- _Written exercise_
Wherever the string "JSON" appears, copy the whole line.

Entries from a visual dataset
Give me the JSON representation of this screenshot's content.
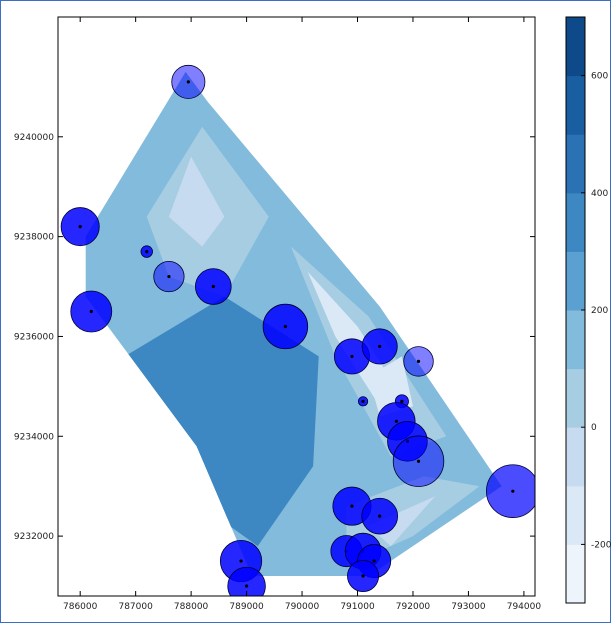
{
  "chart_data": {
    "type": "scatter",
    "subtype": "filled contour map with proportional circle markers",
    "title": "",
    "xlabel": "",
    "ylabel": "",
    "xlim": [
      785600,
      794200
    ],
    "ylim": [
      9230800,
      9242400
    ],
    "x_ticks": [
      786000,
      787000,
      788000,
      789000,
      790000,
      791000,
      792000,
      793000,
      794000
    ],
    "y_ticks": [
      9232000,
      9234000,
      9236000,
      9238000,
      9240000
    ],
    "grid": false,
    "colorbar": {
      "range": [
        -300,
        700
      ],
      "ticks": [
        -200,
        0,
        200,
        400,
        600
      ],
      "levels": [
        -300,
        -200,
        -100,
        0,
        100,
        200,
        300,
        400,
        500,
        600,
        700
      ],
      "colors": [
        "#eef4fb",
        "#dbe8f6",
        "#c6dbef",
        "#a7cde3",
        "#82bbdb",
        "#5aa0d0",
        "#3d87c2",
        "#2a72b4",
        "#1a5ea2",
        "#0e4a8a",
        "#08306b"
      ]
    },
    "contour_region": {
      "polygon": [
        [
          787900,
          9241300
        ],
        [
          786100,
          9238000
        ],
        [
          786100,
          9236800
        ],
        [
          788100,
          9233800
        ],
        [
          789100,
          9231200
        ],
        [
          791200,
          9231200
        ],
        [
          793600,
          9233000
        ],
        [
          791400,
          9236600
        ],
        [
          788300,
          9240700
        ]
      ],
      "base_color": "#82bbdb",
      "zones": [
        {
          "color": "#2a72b4",
          "points": [
            [
              787000,
              9234800
            ],
            [
              788400,
              9236000
            ],
            [
              789800,
              9234600
            ],
            [
              789400,
              9232200
            ],
            [
              788400,
              9232400
            ]
          ]
        },
        {
          "color": "#3d87c2",
          "points": [
            [
              786800,
              9235600
            ],
            [
              788600,
              9236800
            ],
            [
              790300,
              9235600
            ],
            [
              790200,
              9233400
            ],
            [
              789200,
              9231800
            ],
            [
              788200,
              9232600
            ],
            [
              787200,
              9234200
            ]
          ]
        },
        {
          "color": "#a7cde3",
          "points": [
            [
              787200,
              9238400
            ],
            [
              788200,
              9240200
            ],
            [
              789400,
              9238400
            ],
            [
              788600,
              9236800
            ],
            [
              787600,
              9237200
            ]
          ]
        },
        {
          "color": "#c6dbef",
          "points": [
            [
              787600,
              9238400
            ],
            [
              788000,
              9239600
            ],
            [
              788600,
              9238400
            ],
            [
              788200,
              9237800
            ]
          ]
        },
        {
          "color": "#a7cde3",
          "points": [
            [
              789800,
              9237800
            ],
            [
              791200,
              9236400
            ],
            [
              792600,
              9234000
            ],
            [
              791600,
              9233600
            ],
            [
              790600,
              9235600
            ]
          ]
        },
        {
          "color": "#dbe8f6",
          "points": [
            [
              790100,
              9237300
            ],
            [
              791000,
              9236200
            ],
            [
              791800,
              9234800
            ],
            [
              791400,
              9234600
            ],
            [
              790600,
              9236000
            ]
          ]
        },
        {
          "color": "#a7cde3",
          "points": [
            [
              790800,
              9232600
            ],
            [
              792200,
              9233200
            ],
            [
              793200,
              9233000
            ],
            [
              792000,
              9232000
            ],
            [
              790800,
              9231400
            ]
          ]
        },
        {
          "color": "#c6dbef",
          "points": [
            [
              791200,
              9232200
            ],
            [
              792400,
              9232800
            ],
            [
              791600,
              9231800
            ]
          ]
        },
        {
          "color": "#dbe8f6",
          "points": [
            [
              791200,
              9235200
            ],
            [
              791800,
              9235600
            ],
            [
              792000,
              9234600
            ],
            [
              791400,
              9234400
            ]
          ]
        }
      ]
    },
    "points": [
      {
        "x": 787950,
        "y": 9241100,
        "size": 250,
        "alpha": 0.5
      },
      {
        "x": 786000,
        "y": 9238200,
        "size": 330,
        "alpha": 0.85
      },
      {
        "x": 787200,
        "y": 9237700,
        "size": 30,
        "alpha": 0.85
      },
      {
        "x": 787600,
        "y": 9237200,
        "size": 210,
        "alpha": 0.5
      },
      {
        "x": 788400,
        "y": 9237000,
        "size": 290,
        "alpha": 0.85
      },
      {
        "x": 786200,
        "y": 9236500,
        "size": 380,
        "alpha": 0.85
      },
      {
        "x": 789700,
        "y": 9236200,
        "size": 450,
        "alpha": 0.85
      },
      {
        "x": 790900,
        "y": 9235600,
        "size": 280,
        "alpha": 0.85
      },
      {
        "x": 791400,
        "y": 9235800,
        "size": 280,
        "alpha": 0.85
      },
      {
        "x": 792100,
        "y": 9235500,
        "size": 200,
        "alpha": 0.5
      },
      {
        "x": 791800,
        "y": 9234700,
        "size": 40,
        "alpha": 0.85
      },
      {
        "x": 791100,
        "y": 9234700,
        "size": 20,
        "alpha": 0.85
      },
      {
        "x": 791700,
        "y": 9234300,
        "size": 320,
        "alpha": 0.85
      },
      {
        "x": 791900,
        "y": 9233900,
        "size": 360,
        "alpha": 0.85
      },
      {
        "x": 792100,
        "y": 9233500,
        "size": 580,
        "alpha": 0.5
      },
      {
        "x": 793800,
        "y": 9232900,
        "size": 630,
        "alpha": 0.7
      },
      {
        "x": 790900,
        "y": 9232600,
        "size": 330,
        "alpha": 0.85
      },
      {
        "x": 791400,
        "y": 9232400,
        "size": 290,
        "alpha": 0.85
      },
      {
        "x": 790800,
        "y": 9231700,
        "size": 220,
        "alpha": 0.85
      },
      {
        "x": 791100,
        "y": 9231700,
        "size": 290,
        "alpha": 0.85
      },
      {
        "x": 791300,
        "y": 9231500,
        "size": 250,
        "alpha": 0.85
      },
      {
        "x": 791100,
        "y": 9231200,
        "size": 220,
        "alpha": 0.85
      },
      {
        "x": 788900,
        "y": 9231500,
        "size": 390,
        "alpha": 0.85
      },
      {
        "x": 789000,
        "y": 9231000,
        "size": 320,
        "alpha": 0.85
      }
    ],
    "marker_color": "#0000ff"
  }
}
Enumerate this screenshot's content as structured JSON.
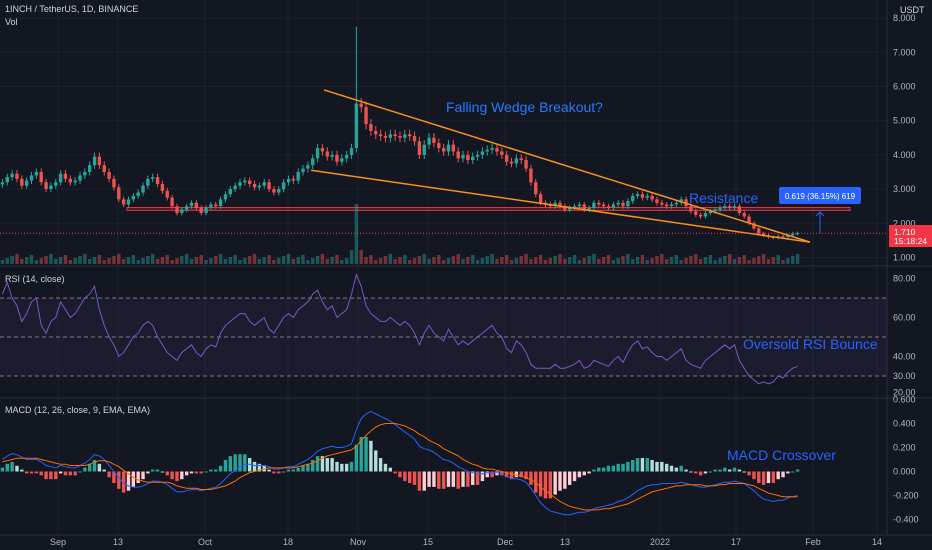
{
  "header": {
    "symbol_line": "1INCH / TetherUS, 1D, BINANCE",
    "vol_label": "Vol",
    "currency": "USDT"
  },
  "annotations": {
    "wedge": "Falling Wedge Breakout?",
    "resistance": "Resistance",
    "rsi_bounce": "Oversold RSI Bounce",
    "macd_cross": "MACD Crossover",
    "measure": "0.619 (36.15%) 619"
  },
  "last_price": {
    "value": "1.710",
    "countdown": "15:18:24"
  },
  "colors": {
    "background": "#131722",
    "up": "#26a69a",
    "down": "#ef5350",
    "wedge": "#f7931a",
    "resistance": "#f23645",
    "annotation": "#2962ff",
    "rsi_line": "#7e57c2",
    "macd_line": "#2962ff",
    "signal_line": "#ff6d00",
    "price_label": "#f23645"
  },
  "chart_data": [
    {
      "type": "candlestick",
      "title": "1INCH / TetherUS, 1D, BINANCE",
      "x_ticks": [
        "Sep",
        "13",
        "Oct",
        "18",
        "Nov",
        "15",
        "Dec",
        "13",
        "2022",
        "17",
        "Feb",
        "14"
      ],
      "y_ticks": [
        "8.000",
        "7.000",
        "6.000",
        "5.000",
        "4.000",
        "3.000",
        "2.000",
        "1.000"
      ],
      "ylim": [
        0.8,
        8.3
      ],
      "close_series": [
        3.2,
        3.35,
        3.45,
        3.3,
        3.1,
        3.25,
        3.4,
        3.5,
        3.2,
        3.0,
        3.1,
        3.2,
        3.45,
        3.3,
        3.2,
        3.25,
        3.4,
        3.5,
        3.7,
        3.95,
        3.7,
        3.5,
        3.3,
        3.05,
        2.7,
        2.55,
        2.7,
        2.8,
        2.9,
        3.1,
        3.3,
        3.35,
        3.15,
        2.95,
        2.75,
        2.5,
        2.3,
        2.4,
        2.5,
        2.6,
        2.45,
        2.3,
        2.45,
        2.55,
        2.5,
        2.7,
        2.85,
        3.0,
        3.1,
        3.2,
        3.25,
        3.15,
        3.05,
        3.1,
        3.2,
        3.0,
        2.9,
        3.0,
        3.2,
        3.3,
        3.25,
        3.5,
        3.6,
        3.7,
        3.9,
        4.2,
        4.1,
        3.95,
        4.0,
        3.8,
        3.9,
        4.0,
        4.2,
        5.5,
        5.4,
        4.9,
        4.7,
        4.6,
        4.55,
        4.5,
        4.6,
        4.55,
        4.5,
        4.6,
        4.55,
        4.4,
        4.0,
        4.3,
        4.5,
        4.35,
        4.2,
        4.1,
        4.3,
        4.1,
        3.9,
        4.0,
        3.85,
        3.95,
        4.0,
        4.1,
        4.15,
        4.2,
        4.1,
        4.0,
        3.8,
        3.75,
        3.9,
        3.85,
        3.6,
        3.2,
        2.85,
        2.6,
        2.55,
        2.5,
        2.6,
        2.5,
        2.4,
        2.45,
        2.5,
        2.55,
        2.4,
        2.45,
        2.6,
        2.55,
        2.5,
        2.45,
        2.55,
        2.6,
        2.5,
        2.65,
        2.8,
        2.85,
        2.75,
        2.8,
        2.7,
        2.6,
        2.55,
        2.5,
        2.55,
        2.6,
        2.7,
        2.5,
        2.35,
        2.25,
        2.2,
        2.3,
        2.35,
        2.4,
        2.45,
        2.5,
        2.45,
        2.5,
        2.3,
        2.2,
        2.0,
        1.85,
        1.7,
        1.65,
        1.6,
        1.58,
        1.62,
        1.6,
        1.65,
        1.7,
        1.71
      ],
      "wedge_upper": {
        "from": {
          "date": "Oct 24",
          "price": 5.9
        },
        "to": {
          "date": "Jan 28",
          "price": 1.45
        }
      },
      "wedge_lower": {
        "from": {
          "date": "Oct 22",
          "price": 3.55
        },
        "to": {
          "date": "Jan 28",
          "price": 1.45
        }
      },
      "resistance": [
        2.38,
        2.46
      ],
      "measure": {
        "from": 1.71,
        "to": 2.33,
        "label": "0.619 (36.15%) 619"
      },
      "last_price": 1.71
    },
    {
      "type": "volume",
      "title": "Vol",
      "spike_index": 73
    },
    {
      "type": "line",
      "title": "RSI (14, close)",
      "y_ticks": [
        "80.00",
        "60.00",
        "40.00",
        "30.00",
        "20.00"
      ],
      "ylim": [
        20,
        84
      ],
      "bands": [
        30,
        70
      ],
      "mid": 50,
      "series": [
        {
          "values": [
            72,
            78,
            70,
            66,
            58,
            62,
            68,
            70,
            56,
            52,
            58,
            60,
            68,
            64,
            60,
            62,
            66,
            70,
            72,
            76,
            64,
            56,
            50,
            46,
            40,
            42,
            46,
            50,
            52,
            56,
            58,
            56,
            50,
            46,
            42,
            40,
            38,
            42,
            44,
            46,
            42,
            40,
            44,
            46,
            45,
            52,
            56,
            58,
            60,
            62,
            62,
            58,
            56,
            58,
            60,
            54,
            52,
            56,
            60,
            62,
            60,
            64,
            66,
            68,
            72,
            74,
            68,
            64,
            66,
            60,
            62,
            64,
            72,
            82,
            76,
            66,
            62,
            60,
            58,
            58,
            60,
            58,
            56,
            58,
            56,
            52,
            46,
            52,
            56,
            52,
            50,
            48,
            54,
            50,
            46,
            48,
            46,
            48,
            50,
            52,
            54,
            56,
            52,
            50,
            44,
            42,
            48,
            46,
            42,
            36,
            34,
            34,
            34,
            34,
            36,
            34,
            34,
            35,
            36,
            38,
            34,
            35,
            38,
            37,
            36,
            35,
            38,
            40,
            37,
            42,
            46,
            48,
            44,
            45,
            42,
            40,
            40,
            38,
            40,
            42,
            44,
            38,
            36,
            35,
            34,
            38,
            40,
            42,
            44,
            46,
            44,
            46,
            38,
            34,
            30,
            28,
            26,
            27,
            26,
            27,
            30,
            29,
            32,
            34,
            35
          ]
        }
      ]
    },
    {
      "type": "line",
      "title": "MACD (12, 26, close, 9, EMA, EMA)",
      "y_ticks": [
        "0.600",
        "0.400",
        "0.200",
        "0.000",
        "-0.200",
        "-0.400"
      ],
      "ylim": [
        -0.45,
        0.62
      ],
      "series": [
        {
          "name": "MACD",
          "values": [
            0.1,
            0.13,
            0.15,
            0.14,
            0.12,
            0.1,
            0.1,
            0.1,
            0.08,
            0.05,
            0.04,
            0.03,
            0.05,
            0.04,
            0.03,
            0.03,
            0.05,
            0.07,
            0.1,
            0.14,
            0.13,
            0.1,
            0.05,
            0.0,
            -0.05,
            -0.1,
            -0.12,
            -0.13,
            -0.13,
            -0.12,
            -0.1,
            -0.08,
            -0.08,
            -0.09,
            -0.11,
            -0.14,
            -0.17,
            -0.17,
            -0.16,
            -0.15,
            -0.15,
            -0.16,
            -0.15,
            -0.14,
            -0.13,
            -0.1,
            -0.06,
            -0.02,
            0.01,
            0.04,
            0.06,
            0.06,
            0.05,
            0.05,
            0.05,
            0.04,
            0.02,
            0.02,
            0.03,
            0.04,
            0.04,
            0.06,
            0.08,
            0.1,
            0.13,
            0.17,
            0.19,
            0.2,
            0.21,
            0.2,
            0.2,
            0.21,
            0.23,
            0.35,
            0.44,
            0.48,
            0.5,
            0.48,
            0.46,
            0.44,
            0.42,
            0.39,
            0.36,
            0.33,
            0.3,
            0.27,
            0.21,
            0.19,
            0.18,
            0.16,
            0.13,
            0.1,
            0.09,
            0.07,
            0.04,
            0.02,
            0.0,
            -0.01,
            -0.02,
            -0.02,
            -0.01,
            -0.01,
            -0.01,
            -0.02,
            -0.04,
            -0.06,
            -0.06,
            -0.07,
            -0.09,
            -0.14,
            -0.2,
            -0.26,
            -0.3,
            -0.33,
            -0.34,
            -0.35,
            -0.36,
            -0.36,
            -0.35,
            -0.34,
            -0.34,
            -0.33,
            -0.31,
            -0.3,
            -0.29,
            -0.28,
            -0.27,
            -0.25,
            -0.24,
            -0.22,
            -0.19,
            -0.16,
            -0.14,
            -0.12,
            -0.11,
            -0.11,
            -0.1,
            -0.1,
            -0.1,
            -0.1,
            -0.09,
            -0.1,
            -0.11,
            -0.12,
            -0.13,
            -0.13,
            -0.12,
            -0.11,
            -0.1,
            -0.09,
            -0.09,
            -0.08,
            -0.09,
            -0.1,
            -0.13,
            -0.16,
            -0.2,
            -0.23,
            -0.24,
            -0.25,
            -0.24,
            -0.24,
            -0.22,
            -0.21,
            -0.2
          ]
        },
        {
          "name": "Signal",
          "values": [
            0.08,
            0.09,
            0.1,
            0.11,
            0.11,
            0.11,
            0.11,
            0.11,
            0.1,
            0.09,
            0.08,
            0.07,
            0.06,
            0.06,
            0.05,
            0.05,
            0.05,
            0.05,
            0.06,
            0.08,
            0.09,
            0.09,
            0.08,
            0.06,
            0.04,
            0.01,
            -0.02,
            -0.05,
            -0.07,
            -0.08,
            -0.09,
            -0.09,
            -0.09,
            -0.09,
            -0.09,
            -0.1,
            -0.12,
            -0.13,
            -0.14,
            -0.14,
            -0.14,
            -0.15,
            -0.15,
            -0.15,
            -0.14,
            -0.13,
            -0.12,
            -0.1,
            -0.08,
            -0.05,
            -0.03,
            -0.01,
            0.0,
            0.01,
            0.02,
            0.03,
            0.03,
            0.03,
            0.03,
            0.03,
            0.03,
            0.04,
            0.05,
            0.06,
            0.07,
            0.09,
            0.11,
            0.13,
            0.14,
            0.15,
            0.16,
            0.17,
            0.18,
            0.21,
            0.26,
            0.3,
            0.34,
            0.37,
            0.39,
            0.4,
            0.4,
            0.4,
            0.39,
            0.38,
            0.36,
            0.34,
            0.31,
            0.29,
            0.26,
            0.24,
            0.22,
            0.19,
            0.17,
            0.15,
            0.13,
            0.1,
            0.08,
            0.06,
            0.05,
            0.03,
            0.02,
            0.02,
            0.01,
            0.0,
            -0.01,
            -0.02,
            -0.03,
            -0.04,
            -0.05,
            -0.07,
            -0.09,
            -0.13,
            -0.16,
            -0.19,
            -0.22,
            -0.25,
            -0.27,
            -0.29,
            -0.3,
            -0.31,
            -0.32,
            -0.32,
            -0.32,
            -0.32,
            -0.31,
            -0.31,
            -0.3,
            -0.29,
            -0.28,
            -0.27,
            -0.25,
            -0.23,
            -0.21,
            -0.19,
            -0.17,
            -0.16,
            -0.15,
            -0.14,
            -0.13,
            -0.12,
            -0.12,
            -0.11,
            -0.11,
            -0.11,
            -0.11,
            -0.12,
            -0.12,
            -0.12,
            -0.11,
            -0.11,
            -0.1,
            -0.1,
            -0.1,
            -0.1,
            -0.11,
            -0.12,
            -0.14,
            -0.16,
            -0.18,
            -0.19,
            -0.2,
            -0.21,
            -0.21,
            -0.21,
            -0.21
          ]
        }
      ]
    }
  ]
}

- _Answer below_
Give me the JSON representation of this screenshot's content.
Enumerate this screenshot's content as structured JSON.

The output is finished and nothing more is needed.